* WRITTEN PROBLEM *
Gather each line in the entries that includes the string "محمد".

* DATA EXTRACT *
|---|

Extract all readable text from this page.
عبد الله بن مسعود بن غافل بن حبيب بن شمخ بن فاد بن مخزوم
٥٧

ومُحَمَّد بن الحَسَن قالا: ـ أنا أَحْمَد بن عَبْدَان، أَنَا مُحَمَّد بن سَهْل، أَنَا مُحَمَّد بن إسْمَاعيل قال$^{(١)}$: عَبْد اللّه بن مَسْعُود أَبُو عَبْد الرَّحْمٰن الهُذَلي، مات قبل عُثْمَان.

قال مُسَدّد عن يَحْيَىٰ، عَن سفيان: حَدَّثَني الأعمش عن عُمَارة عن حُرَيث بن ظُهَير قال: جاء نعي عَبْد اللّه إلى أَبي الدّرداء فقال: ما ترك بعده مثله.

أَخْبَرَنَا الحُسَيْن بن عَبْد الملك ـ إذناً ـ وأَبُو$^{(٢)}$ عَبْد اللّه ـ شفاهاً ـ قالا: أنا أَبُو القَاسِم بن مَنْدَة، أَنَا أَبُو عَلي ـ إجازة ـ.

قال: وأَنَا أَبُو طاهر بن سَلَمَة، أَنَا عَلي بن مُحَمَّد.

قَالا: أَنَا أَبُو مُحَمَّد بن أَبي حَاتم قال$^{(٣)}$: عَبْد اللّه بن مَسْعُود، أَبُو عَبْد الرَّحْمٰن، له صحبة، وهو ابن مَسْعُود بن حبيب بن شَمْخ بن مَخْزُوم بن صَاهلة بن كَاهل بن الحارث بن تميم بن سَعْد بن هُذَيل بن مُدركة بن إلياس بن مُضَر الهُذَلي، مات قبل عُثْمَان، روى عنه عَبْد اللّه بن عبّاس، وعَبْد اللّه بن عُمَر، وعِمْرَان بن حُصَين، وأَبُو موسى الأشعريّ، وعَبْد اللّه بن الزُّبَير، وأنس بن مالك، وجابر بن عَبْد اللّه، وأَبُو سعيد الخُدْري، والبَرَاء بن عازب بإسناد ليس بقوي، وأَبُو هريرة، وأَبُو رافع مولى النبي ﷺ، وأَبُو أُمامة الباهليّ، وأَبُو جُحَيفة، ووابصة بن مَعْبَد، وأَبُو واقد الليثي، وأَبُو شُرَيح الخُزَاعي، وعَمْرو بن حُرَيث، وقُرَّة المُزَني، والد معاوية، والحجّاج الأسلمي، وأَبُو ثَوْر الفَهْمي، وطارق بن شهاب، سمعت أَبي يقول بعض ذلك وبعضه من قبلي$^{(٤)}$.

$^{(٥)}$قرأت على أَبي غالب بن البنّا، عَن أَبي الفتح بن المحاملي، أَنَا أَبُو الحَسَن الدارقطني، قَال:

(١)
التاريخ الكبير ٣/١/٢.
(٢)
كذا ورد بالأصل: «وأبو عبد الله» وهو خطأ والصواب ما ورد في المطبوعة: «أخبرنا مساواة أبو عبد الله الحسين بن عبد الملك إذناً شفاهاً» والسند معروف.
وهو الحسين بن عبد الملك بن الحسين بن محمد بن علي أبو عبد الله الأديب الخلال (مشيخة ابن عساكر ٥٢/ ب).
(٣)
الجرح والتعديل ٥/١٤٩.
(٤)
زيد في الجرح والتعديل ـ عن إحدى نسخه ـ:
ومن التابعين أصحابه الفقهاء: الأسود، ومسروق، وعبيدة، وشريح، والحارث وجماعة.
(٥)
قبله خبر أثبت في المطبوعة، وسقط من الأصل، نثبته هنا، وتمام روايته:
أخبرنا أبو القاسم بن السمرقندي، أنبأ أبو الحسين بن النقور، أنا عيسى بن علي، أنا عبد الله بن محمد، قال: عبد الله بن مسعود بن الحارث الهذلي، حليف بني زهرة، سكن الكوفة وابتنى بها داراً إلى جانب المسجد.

|---|

* SOLUTION FOR THIS TASK *
وهو الحسين بن عبد الملك بن الحسين بن محمد بن علي أبو عبد الله الأديب الخلال (مشيخة ابن عساكر ٥٢/ ب).
أخبرنا أبو القاسم بن السمرقندي، أنبأ أبو الحسين بن النقور، أنا عيسى بن علي، أنا عبد الله بن محمد، قال: عبد الله بن مسعود بن الحارث الهذلي، حليف بني زهرة، سكن الكوفة وابتنى بها داراً إلى جانب المسجد.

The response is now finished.